** BEGIN Dataset content **
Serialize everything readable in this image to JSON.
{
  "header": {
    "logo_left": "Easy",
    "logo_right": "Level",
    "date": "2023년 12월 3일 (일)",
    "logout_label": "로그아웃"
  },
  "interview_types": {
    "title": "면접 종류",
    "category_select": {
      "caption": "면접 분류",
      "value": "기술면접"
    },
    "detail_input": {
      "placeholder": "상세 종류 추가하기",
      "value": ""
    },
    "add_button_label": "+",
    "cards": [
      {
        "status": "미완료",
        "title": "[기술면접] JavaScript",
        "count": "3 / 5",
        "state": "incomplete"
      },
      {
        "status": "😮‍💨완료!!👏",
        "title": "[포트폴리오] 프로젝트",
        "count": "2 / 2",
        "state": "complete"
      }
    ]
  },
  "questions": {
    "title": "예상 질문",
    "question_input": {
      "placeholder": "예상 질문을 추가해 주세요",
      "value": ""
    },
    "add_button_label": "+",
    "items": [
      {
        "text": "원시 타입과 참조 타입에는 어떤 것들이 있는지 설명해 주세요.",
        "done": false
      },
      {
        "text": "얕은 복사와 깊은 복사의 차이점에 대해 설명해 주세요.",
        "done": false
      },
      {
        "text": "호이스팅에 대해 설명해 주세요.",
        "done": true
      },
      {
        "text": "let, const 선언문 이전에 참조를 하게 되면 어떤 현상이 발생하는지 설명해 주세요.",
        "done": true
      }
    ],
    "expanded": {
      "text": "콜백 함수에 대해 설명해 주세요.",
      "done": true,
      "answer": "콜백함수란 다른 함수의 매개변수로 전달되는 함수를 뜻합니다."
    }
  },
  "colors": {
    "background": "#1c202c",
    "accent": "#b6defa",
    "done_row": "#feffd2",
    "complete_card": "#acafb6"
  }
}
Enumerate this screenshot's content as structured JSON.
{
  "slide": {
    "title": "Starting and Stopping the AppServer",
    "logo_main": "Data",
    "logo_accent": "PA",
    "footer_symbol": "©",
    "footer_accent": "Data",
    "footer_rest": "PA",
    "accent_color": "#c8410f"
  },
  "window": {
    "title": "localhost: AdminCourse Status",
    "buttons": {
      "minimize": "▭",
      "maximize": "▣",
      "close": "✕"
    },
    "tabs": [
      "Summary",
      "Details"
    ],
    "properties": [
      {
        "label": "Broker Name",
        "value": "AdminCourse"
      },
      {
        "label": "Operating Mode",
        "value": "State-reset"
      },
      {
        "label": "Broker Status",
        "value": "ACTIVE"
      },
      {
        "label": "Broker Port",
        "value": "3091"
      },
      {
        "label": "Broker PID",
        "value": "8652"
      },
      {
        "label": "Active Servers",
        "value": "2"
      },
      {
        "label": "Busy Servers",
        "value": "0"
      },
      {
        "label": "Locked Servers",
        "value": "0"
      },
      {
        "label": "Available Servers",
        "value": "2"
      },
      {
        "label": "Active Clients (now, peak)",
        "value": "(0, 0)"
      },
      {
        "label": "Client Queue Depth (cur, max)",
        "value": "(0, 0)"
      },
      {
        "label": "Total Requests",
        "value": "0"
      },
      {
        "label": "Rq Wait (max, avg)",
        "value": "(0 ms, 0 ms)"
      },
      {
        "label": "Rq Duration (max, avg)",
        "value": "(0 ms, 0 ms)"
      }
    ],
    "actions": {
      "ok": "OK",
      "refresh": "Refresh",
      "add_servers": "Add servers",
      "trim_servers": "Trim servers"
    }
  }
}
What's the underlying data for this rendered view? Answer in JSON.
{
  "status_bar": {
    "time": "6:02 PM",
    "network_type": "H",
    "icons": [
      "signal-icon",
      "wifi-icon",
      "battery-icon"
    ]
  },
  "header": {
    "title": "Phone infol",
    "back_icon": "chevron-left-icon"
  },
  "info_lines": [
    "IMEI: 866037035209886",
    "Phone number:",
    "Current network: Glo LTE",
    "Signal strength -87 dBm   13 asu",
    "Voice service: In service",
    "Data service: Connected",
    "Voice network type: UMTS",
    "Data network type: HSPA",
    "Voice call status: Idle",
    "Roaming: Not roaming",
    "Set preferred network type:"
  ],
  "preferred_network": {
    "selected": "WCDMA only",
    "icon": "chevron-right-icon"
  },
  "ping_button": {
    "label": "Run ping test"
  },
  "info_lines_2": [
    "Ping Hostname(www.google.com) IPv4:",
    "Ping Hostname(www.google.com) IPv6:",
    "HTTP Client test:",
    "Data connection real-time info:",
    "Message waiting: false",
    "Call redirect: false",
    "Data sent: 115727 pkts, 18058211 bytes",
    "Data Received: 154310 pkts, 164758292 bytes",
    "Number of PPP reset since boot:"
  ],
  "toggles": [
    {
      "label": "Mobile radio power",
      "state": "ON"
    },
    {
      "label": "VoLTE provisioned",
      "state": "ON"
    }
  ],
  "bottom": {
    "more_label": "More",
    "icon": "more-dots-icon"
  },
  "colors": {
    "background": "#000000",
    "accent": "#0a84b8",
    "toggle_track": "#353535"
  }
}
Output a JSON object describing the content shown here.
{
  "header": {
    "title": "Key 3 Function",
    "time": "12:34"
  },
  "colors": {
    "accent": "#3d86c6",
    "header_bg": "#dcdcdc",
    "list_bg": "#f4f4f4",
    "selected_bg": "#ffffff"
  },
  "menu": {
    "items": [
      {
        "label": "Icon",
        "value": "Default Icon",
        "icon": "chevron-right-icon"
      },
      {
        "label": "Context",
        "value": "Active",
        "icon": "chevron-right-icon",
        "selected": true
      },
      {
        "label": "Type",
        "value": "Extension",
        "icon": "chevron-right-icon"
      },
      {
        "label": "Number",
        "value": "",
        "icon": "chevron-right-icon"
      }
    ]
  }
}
** END Dataset content **
Write out the records above again, keeping each one identical to the original.

Serialize everything readable in this image to JSON.
{
  "header": {
    "logo_left": "Easy",
    "logo_right": "Level",
    "date": "2023년 12월 3일 (일)",
    "logout_label": "로그아웃"
  },
  "interview_types": {
    "title": "면접 종류",
    "category_select": {
      "caption": "면접 분류",
      "value": "기술면접"
    },
    "detail_input": {
      "placeholder": "상세 종류 추가하기",
      "value": ""
    },
    "add_button_label": "+",
    "cards": [
      {
        "status": "미완료",
        "title": "[기술면접] JavaScript",
        "count": "3 / 5",
        "state": "incomplete"
      },
      {
        "status": "😮‍💨완료!!👏",
        "title": "[포트폴리오] 프로젝트",
        "count": "2 / 2",
        "state": "complete"
      }
    ]
  },
  "questions": {
    "title": "예상 질문",
    "question_input": {
      "placeholder": "예상 질문을 추가해 주세요",
      "value": ""
    },
    "add_button_label": "+",
    "items": [
      {
        "text": "원시 타입과 참조 타입에는 어떤 것들이 있는지 설명해 주세요.",
        "done": false
      },
      {
        "text": "얕은 복사와 깊은 복사의 차이점에 대해 설명해 주세요.",
        "done": false
      },
      {
        "text": "호이스팅에 대해 설명해 주세요.",
        "done": true
      },
      {
        "text": "let, const 선언문 이전에 참조를 하게 되면 어떤 현상이 발생하는지 설명해 주세요.",
        "done": true
      }
    ],
    "expanded": {
      "text": "콜백 함수에 대해 설명해 주세요.",
      "done": true,
      "answer": "콜백함수란 다른 함수의 매개변수로 전달되는 함수를 뜻합니다."
    }
  },
  "colors": {
    "background": "#1c202c",
    "accent": "#b6defa",
    "done_row": "#feffd2",
    "complete_card": "#acafb6"
  }
}
Enumerate this screenshot's content as structured JSON.
{
  "slide": {
    "title": "Starting and Stopping the AppServer",
    "logo_main": "Data",
    "logo_accent": "PA",
    "footer_symbol": "©",
    "footer_accent": "Data",
    "footer_rest": "PA",
    "accent_color": "#c8410f"
  },
  "window": {
    "title": "localhost: AdminCourse Status",
    "buttons": {
      "minimize": "▭",
      "maximize": "▣",
      "close": "✕"
    },
    "tabs": [
      "Summary",
      "Details"
    ],
    "properties": [
      {
        "label": "Broker Name",
        "value": "AdminCourse"
      },
      {
        "label": "Operating Mode",
        "value": "State-reset"
      },
      {
        "label": "Broker Status",
        "value": "ACTIVE"
      },
      {
        "label": "Broker Port",
        "value": "3091"
      },
      {
        "label": "Broker PID",
        "value": "8652"
      },
      {
        "label": "Active Servers",
        "value": "2"
      },
      {
        "label": "Busy Servers",
        "value": "0"
      },
      {
        "label": "Locked Servers",
        "value": "0"
      },
      {
        "label": "Available Servers",
        "value": "2"
      },
      {
        "label": "Active Clients (now, peak)",
        "value": "(0, 0)"
      },
      {
        "label": "Client Queue Depth (cur, max)",
        "value": "(0, 0)"
      },
      {
        "label": "Total Requests",
        "value": "0"
      },
      {
        "label": "Rq Wait (max, avg)",
        "value": "(0 ms, 0 ms)"
      },
      {
        "label": "Rq Duration (max, avg)",
        "value": "(0 ms, 0 ms)"
      }
    ],
    "actions": {
      "ok": "OK",
      "refresh": "Refresh",
      "add_servers": "Add servers",
      "trim_servers": "Trim servers"
    }
  }
}
What's the underlying data for this rendered view? Answer in JSON.
{
  "status_bar": {
    "time": "6:02 PM",
    "network_type": "H",
    "icons": [
      "signal-icon",
      "wifi-icon",
      "battery-icon"
    ]
  },
  "header": {
    "title": "Phone infol",
    "back_icon": "chevron-left-icon"
  },
  "info_lines": [
    "IMEI: 866037035209886",
    "Phone number:",
    "Current network: Glo LTE",
    "Signal strength -87 dBm   13 asu",
    "Voice service: In service",
    "Data service: Connected",
    "Voice network type: UMTS",
    "Data network type: HSPA",
    "Voice call status: Idle",
    "Roaming: Not roaming",
    "Set preferred network type:"
  ],
  "preferred_network": {
    "selected": "WCDMA only",
    "icon": "chevron-right-icon"
  },
  "ping_button": {
    "label": "Run ping test"
  },
  "info_lines_2": [
    "Ping Hostname(www.google.com) IPv4:",
    "Ping Hostname(www.google.com) IPv6:",
    "HTTP Client test:",
    "Data connection real-time info:",
    "Message waiting: false",
    "Call redirect: false",
    "Data sent: 115727 pkts, 18058211 bytes",
    "Data Received: 154310 pkts, 164758292 bytes",
    "Number of PPP reset since boot:"
  ],
  "toggles": [
    {
      "label": "Mobile radio power",
      "state": "ON"
    },
    {
      "label": "VoLTE provisioned",
      "state": "ON"
    }
  ],
  "bottom": {
    "more_label": "More",
    "icon": "more-dots-icon"
  },
  "colors": {
    "background": "#000000",
    "accent": "#0a84b8",
    "toggle_track": "#353535"
  }
}
Output a JSON object describing the content shown here.
{
  "header": {
    "title": "Key 3 Function",
    "time": "12:34"
  },
  "colors": {
    "accent": "#3d86c6",
    "header_bg": "#dcdcdc",
    "list_bg": "#f4f4f4",
    "selected_bg": "#ffffff"
  },
  "menu": {
    "items": [
      {
        "label": "Icon",
        "value": "Default Icon",
        "icon": "chevron-right-icon"
      },
      {
        "label": "Context",
        "value": "Active",
        "icon": "chevron-right-icon",
        "selected": true
      },
      {
        "label": "Type",
        "value": "Extension",
        "icon": "chevron-right-icon"
      },
      {
        "label": "Number",
        "value": "",
        "icon": "chevron-right-icon"
      }
    ]
  }
}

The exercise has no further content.